• Brief
Please print all of the material below, word for word.

(Source records)
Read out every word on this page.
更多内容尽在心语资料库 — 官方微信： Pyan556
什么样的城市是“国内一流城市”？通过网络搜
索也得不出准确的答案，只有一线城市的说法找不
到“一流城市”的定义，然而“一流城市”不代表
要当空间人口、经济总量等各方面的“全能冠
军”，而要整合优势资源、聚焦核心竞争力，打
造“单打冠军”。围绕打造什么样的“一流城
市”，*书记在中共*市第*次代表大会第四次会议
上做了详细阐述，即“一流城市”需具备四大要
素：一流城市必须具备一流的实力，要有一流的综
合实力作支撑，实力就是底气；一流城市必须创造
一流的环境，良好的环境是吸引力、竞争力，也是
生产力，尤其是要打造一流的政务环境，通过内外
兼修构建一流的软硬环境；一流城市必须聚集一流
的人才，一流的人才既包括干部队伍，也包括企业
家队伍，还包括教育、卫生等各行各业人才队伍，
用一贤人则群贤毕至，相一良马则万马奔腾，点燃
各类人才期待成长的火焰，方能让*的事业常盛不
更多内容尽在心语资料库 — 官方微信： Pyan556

• Full solution
Read out every word on this page.
更多内容尽在心语资料库 — 官方微信： Pyan556
什么样的城市是“国内一流城市”？通过网络搜
索也得不出准确的答案，只有一线城市的说法找不
到“一流城市”的定义，然而“一流城市”不代表
要当空间人口、经济总量等各方面的“全能冠
军”，而要整合优势资源、聚焦核心竞争力，打
造“单打冠军”。围绕打造什么样的“一流城
市”，*书记在中共*市第*次代表大会第四次会议
上做了详细阐述，即“一流城市”需具备四大要
素：一流城市必须具备一流的实力，要有一流的综
合实力作支撑，实力就是底气；一流城市必须创造
一流的环境，良好的环境是吸引力、竞争力，也是
生产力，尤其是要打造一流的政务环境，通过内外
兼修构建一流的软硬环境；一流城市必须聚集一流
的人才，一流的人才既包括干部队伍，也包括企业
家队伍，还包括教育、卫生等各行各业人才队伍，
用一贤人则群贤毕至，相一良马则万马奔腾，点燃
各类人才期待成长的火焰，方能让*的事业常盛不
更多内容尽在心语资料库 — 官方微信： Pyan556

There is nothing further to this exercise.